Given exercise - Word for word, repeat the entries, minus the pictures.

Input rows -
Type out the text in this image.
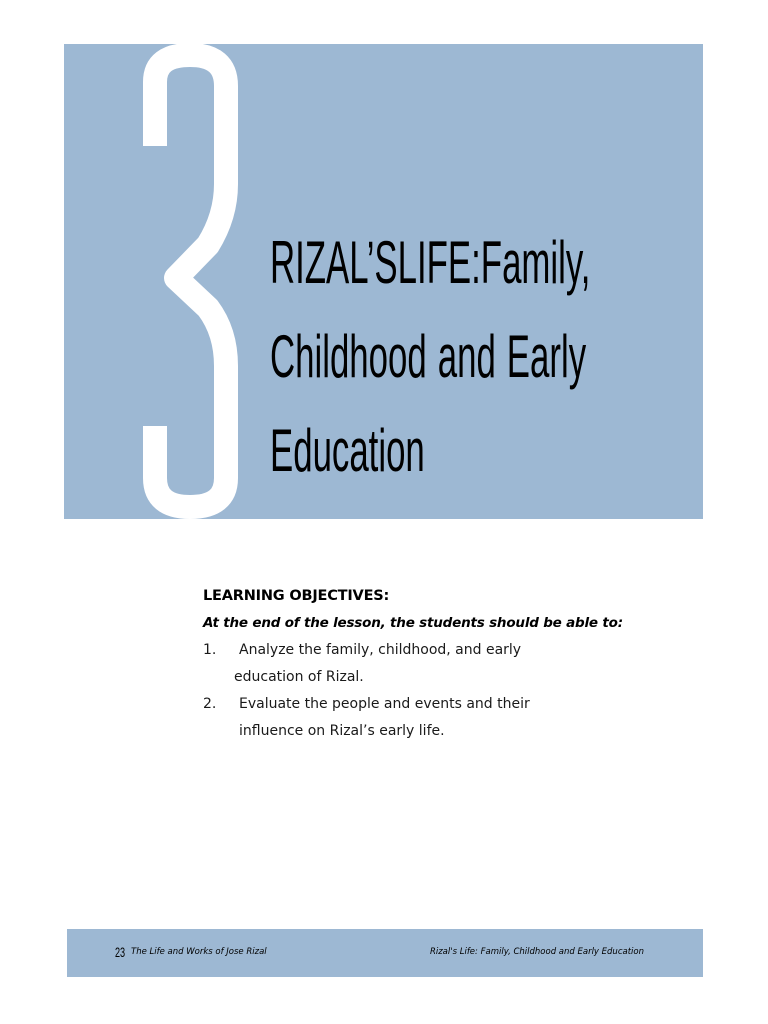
RIZAL’S LIFE: Family,
Childhood and Early
Education
LEARNING OBJECTIVES:

At the end of the lesson, the students should be able to:

1. Analyze the family, childhood, and early
education of Rizal.
2. Evaluate the people and events and their
influence on Rizal’s early life.
23 The Life and Works of Jose Rizal	Rizal's Life: Family, Childhood and Early Education
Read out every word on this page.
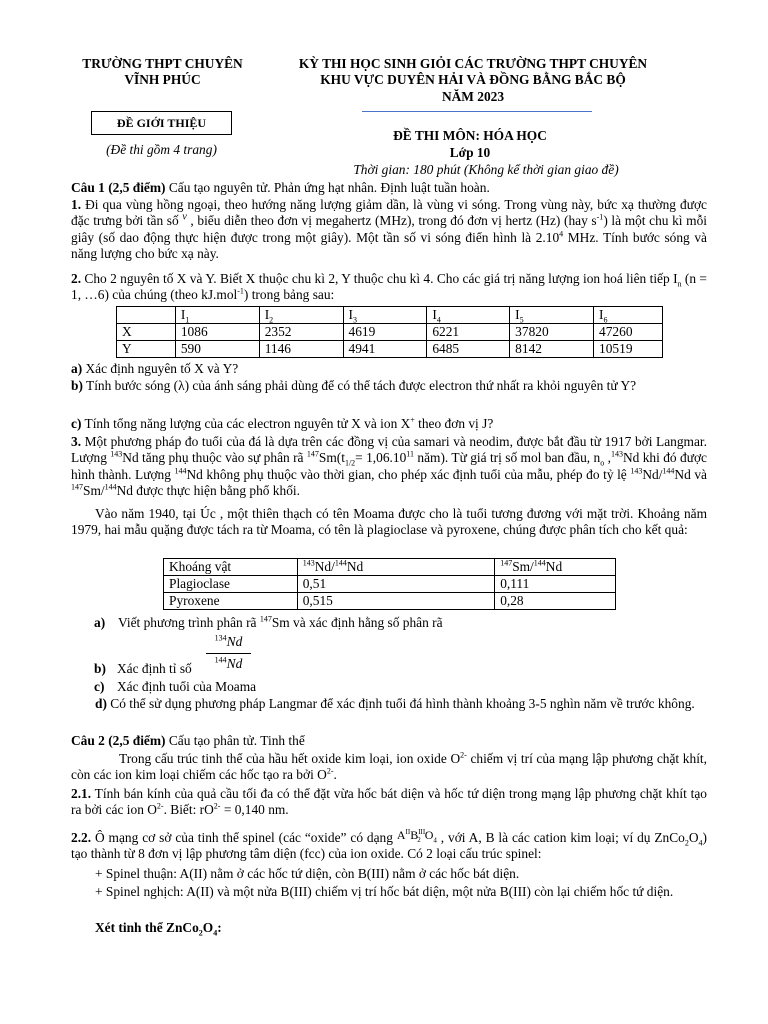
TRƯỜNG THPT CHUYÊN
VĨNH PHÚC
KỲ THI HỌC SINH GIỎI CÁC TRƯỜNG THPT CHUYÊN
KHU VỰC DUYÊN HẢI VÀ ĐỒNG BẰNG BẮC BỘ
NĂM 2023
ĐỀ GIỚI THIỆU
(Đề thi gồm 4 trang)
ĐỀ THI MÔN: HÓA HỌC
Lớp 10
Thời gian: 180 phút (Không kể thời gian giao đề)
Câu 1 (2,5 điểm) Cấu tạo nguyên tử. Phản ứng hạt nhân. Định luật tuần hoàn.
1. Đi qua vùng hồng ngoại, theo hướng năng lượng giảm dần, là vùng vi sóng. Trong vùng này, bức xạ thường được đặc trưng bởi tần số $^\nu$ , biểu diễn theo đơn vị megahertz (MHz), trong đó đơn vị hertz (Hz) (hay $s^{-1}$) là một chu kì mỗi giây (số dao động thực hiện được trong một giây). Một tần số vi sóng điển hình là 2.10$^4$ MHz. Tính bước sóng và năng lượng cho bức xạ này.
2. Cho 2 nguyên tố X và Y. Biết X thuộc chu kì 2, Y thuộc chu kì 4. Cho các giá trị năng lượng ion hoá liên tiếp $I_n$ (n = 1, …6) của chúng (theo kJ.mol$^{-1}$) trong bảng sau:
	$I_1$	$I_2$	$I_3$	$I_4$	$I_5$	$I_6$
X	1086	2352	4619	6221	37820	47260
Y	590	1146	4941	6485	8142	10519
a) Xác định nguyên tố X và Y?
b) Tính bước sóng (λ) của ánh sáng phải dùng để có thể tách được electron thứ nhất ra khỏi nguyên tử Y?
c) Tính tổng năng lượng của các electron nguyên tử X và ion X+ theo đơn vị J?
3. Một phương pháp đo tuổi của đá là dựa trên các đồng vị của samari và neodim, được bắt đầu từ 1917 bởi Langmar. Lượng $^{143}$Nd tăng phụ thuộc vào sự phân rã $^{147}Sm(t_{1/2}= 1,06.10^{11}$ năm). Từ giá trị số mol ban đầu, $n_o$ ,$^{143}$Nd khi đó được hình thành. Lượng $^{144}$Nd không phụ thuộc vào thời gian, cho phép xác định tuổi của mẫu, phép đo tỷ lệ $^{143}$Nd/$^{144}$Nd và $^{147}$Sm/$^{144}$Nd được thực hiện bằng phổ khối.
Vào năm 1940, tại Úc , một thiên thạch có tên Moama được cho là tuổi tương đương với mặt trời. Khoảng năm 1979, hai mẫu quặng được tách ra từ Moama, có tên là plagioclase và pyroxene, chúng được phân tích cho kết quả:
Khoáng vật	$^{143}$Nd/$^{144}$Nd	$^{147}$Sm/$^{144}$Nd
Plagioclase	0,51	0,111
Pyroxene	0,515	0,28
a) Viết phương trình phân rã $^{147}$Sm và xác định hằng số phân rã
$\frac{^{134}Nd}{^{144}Nd}$
b) Xác định tỉ số
c) Xác định tuổi của Moama
d) Có thể sử dụng phương pháp Langmar để xác định tuổi đá hình thành khoảng 3-5 nghìn năm về trước không.
Câu 2 (2,5 điểm) Cấu tạo phân tử. Tinh thể
Trong cấu trúc tinh thể của hầu hết oxide kim loại, ion oxide $O^{2-}$ chiếm vị trí của mạng lập phương chặt khít, còn các ion kim loại chiếm các hốc tạo ra bởi $O^{2-}$.
2.1. Tính bán kính của quả cầu tối đa có thể đặt vừa hốc bát diện và hốc tứ diện trong mạng lập phương chặt khít tạo ra bởi các ion $O^{2-}$. Biết: $rO^{2-} = 0,140$ nm.
2.2. Ô mạng cơ sở của tinh thể spinel (các “oxide” có dạng $A^{II}B^{III}_2$ $O_4$ , với A, B là các cation kim loại; ví dụ $ZnCo_2O_4$) tạo thành từ 8 đơn vị lập phương tâm diện (fcc) của ion oxide. Có 2 loại cấu trúc spinel:
+ Spinel thuận: A(II) nằm ở các hốc tứ diện, còn B(III) nằm ở các hốc bát diện.
+ Spinel nghịch: A(II) và một nửa B(III) chiếm vị trí hốc bát diện, một nửa B(III) còn lại chiếm hốc tứ diện.
Xét tinh thể $ZnCo_2O_4$:
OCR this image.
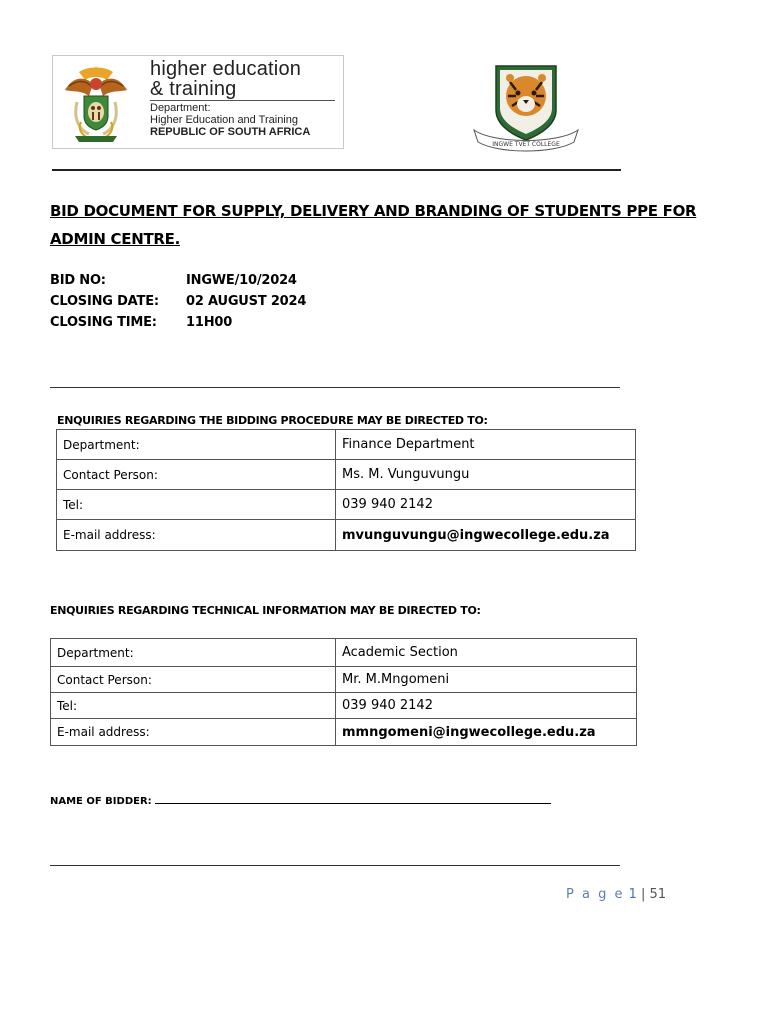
higher education
& training
Department:
Higher Education and Training
REPUBLIC OF SOUTH AFRICA
INGWE TVET COLLEGE
BID DOCUMENT FOR SUPPLY, DELIVERY AND BRANDING OF STUDENTS PPE FOR ADMIN CENTRE.
BID NO:	INGWE/10/2024
CLOSING DATE: 02 AUGUST 2024
CLOSING TIME: 11H00
ENQUIRIES REGARDING THE BIDDING PROCEDURE MAY BE DIRECTED TO:
Department:	Finance Department
Contact Person:	Ms. M. Vunguvungu
Tel:	039 940 2142
E-mail address:	mvunguvungu@ingwecollege.edu.za
ENQUIRIES REGARDING TECHNICAL INFORMATION MAY BE DIRECTED TO:
Department:	Academic Section
Contact Person:	Mr. M.Mngomeni
Tel:	039 940 2142
E-mail address:	mmngomeni@ingwecollege.edu.za
NAME OF BIDDER:
P a g e 1 | 51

Solution to this task -
Type out the text in this image.
RIZAL’S LIFE: Family,
Childhood and Early
Education
LEARNING OBJECTIVES:

At the end of the lesson, the students should be able to:

1. Analyze the family, childhood, and early
education of Rizal.
2. Evaluate the people and events and their
influence on Rizal’s early life.
23 The Life and Works of Jose Rizal	Rizal's Life: Family, Childhood and Early Education
Read out every word on this page.
TRƯỜNG THPT CHUYÊN
VĨNH PHÚC
KỲ THI HỌC SINH GIỎI CÁC TRƯỜNG THPT CHUYÊN
KHU VỰC DUYÊN HẢI VÀ ĐỒNG BẰNG BẮC BỘ
NĂM 2023
ĐỀ GIỚI THIỆU
(Đề thi gồm 4 trang)
ĐỀ THI MÔN: HÓA HỌC
Lớp 10
Thời gian: 180 phút (Không kể thời gian giao đề)
Câu 1 (2,5 điểm) Cấu tạo nguyên tử. Phản ứng hạt nhân. Định luật tuần hoàn.
1. Đi qua vùng hồng ngoại, theo hướng năng lượng giảm dần, là vùng vi sóng. Trong vùng này, bức xạ thường được đặc trưng bởi tần số $^\nu$ , biểu diễn theo đơn vị megahertz (MHz), trong đó đơn vị hertz (Hz) (hay $s^{-1}$) là một chu kì mỗi giây (số dao động thực hiện được trong một giây). Một tần số vi sóng điển hình là 2.10$^4$ MHz. Tính bước sóng và năng lượng cho bức xạ này.
2. Cho 2 nguyên tố X và Y. Biết X thuộc chu kì 2, Y thuộc chu kì 4. Cho các giá trị năng lượng ion hoá liên tiếp $I_n$ (n = 1, …6) của chúng (theo kJ.mol$^{-1}$) trong bảng sau:
	$I_1$	$I_2$	$I_3$	$I_4$	$I_5$	$I_6$
X	1086	2352	4619	6221	37820	47260
Y	590	1146	4941	6485	8142	10519
a) Xác định nguyên tố X và Y?
b) Tính bước sóng (λ) của ánh sáng phải dùng để có thể tách được electron thứ nhất ra khỏi nguyên tử Y?
c) Tính tổng năng lượng của các electron nguyên tử X và ion X+ theo đơn vị J?
3. Một phương pháp đo tuổi của đá là dựa trên các đồng vị của samari và neodim, được bắt đầu từ 1917 bởi Langmar. Lượng $^{143}$Nd tăng phụ thuộc vào sự phân rã $^{147}Sm(t_{1/2}= 1,06.10^{11}$ năm). Từ giá trị số mol ban đầu, $n_o$ ,$^{143}$Nd khi đó được hình thành. Lượng $^{144}$Nd không phụ thuộc vào thời gian, cho phép xác định tuổi của mẫu, phép đo tỷ lệ $^{143}$Nd/$^{144}$Nd và $^{147}$Sm/$^{144}$Nd được thực hiện bằng phổ khối.
Vào năm 1940, tại Úc , một thiên thạch có tên Moama được cho là tuổi tương đương với mặt trời. Khoảng năm 1979, hai mẫu quặng được tách ra từ Moama, có tên là plagioclase và pyroxene, chúng được phân tích cho kết quả:
Khoáng vật	$^{143}$Nd/$^{144}$Nd	$^{147}$Sm/$^{144}$Nd
Plagioclase	0,51	0,111
Pyroxene	0,515	0,28
a) Viết phương trình phân rã $^{147}$Sm và xác định hằng số phân rã
$\frac{^{134}Nd}{^{144}Nd}$
b) Xác định tỉ số
c) Xác định tuổi của Moama
d) Có thể sử dụng phương pháp Langmar để xác định tuổi đá hình thành khoảng 3-5 nghìn năm về trước không.
Câu 2 (2,5 điểm) Cấu tạo phân tử. Tinh thể
Trong cấu trúc tinh thể của hầu hết oxide kim loại, ion oxide $O^{2-}$ chiếm vị trí của mạng lập phương chặt khít, còn các ion kim loại chiếm các hốc tạo ra bởi $O^{2-}$.
2.1. Tính bán kính của quả cầu tối đa có thể đặt vừa hốc bát diện và hốc tứ diện trong mạng lập phương chặt khít tạo ra bởi các ion $O^{2-}$. Biết: $rO^{2-} = 0,140$ nm.
2.2. Ô mạng cơ sở của tinh thể spinel (các “oxide” có dạng $A^{II}B^{III}_2$ $O_4$ , với A, B là các cation kim loại; ví dụ $ZnCo_2O_4$) tạo thành từ 8 đơn vị lập phương tâm diện (fcc) của ion oxide. Có 2 loại cấu trúc spinel:
+ Spinel thuận: A(II) nằm ở các hốc tứ diện, còn B(III) nằm ở các hốc bát diện.
+ Spinel nghịch: A(II) và một nửa B(III) chiếm vị trí hốc bát diện, một nửa B(III) còn lại chiếm hốc tứ diện.
Xét tinh thể $ZnCo_2O_4$:
OCR this image.
higher education
& training
Department:
Higher Education and Training
REPUBLIC OF SOUTH AFRICA
INGWE TVET COLLEGE
BID DOCUMENT FOR SUPPLY, DELIVERY AND BRANDING OF STUDENTS PPE FOR ADMIN CENTRE.
BID NO:	INGWE/10/2024
CLOSING DATE: 02 AUGUST 2024
CLOSING TIME: 11H00
ENQUIRIES REGARDING THE BIDDING PROCEDURE MAY BE DIRECTED TO:
Department:	Finance Department
Contact Person:	Ms. M. Vunguvungu
Tel:	039 940 2142
E-mail address:	mvunguvungu@ingwecollege.edu.za
ENQUIRIES REGARDING TECHNICAL INFORMATION MAY BE DIRECTED TO:
Department:	Academic Section
Contact Person:	Mr. M.Mngomeni
Tel:	039 940 2142
E-mail address:	mmngomeni@ingwecollege.edu.za
NAME OF BIDDER:
P a g e 1 | 51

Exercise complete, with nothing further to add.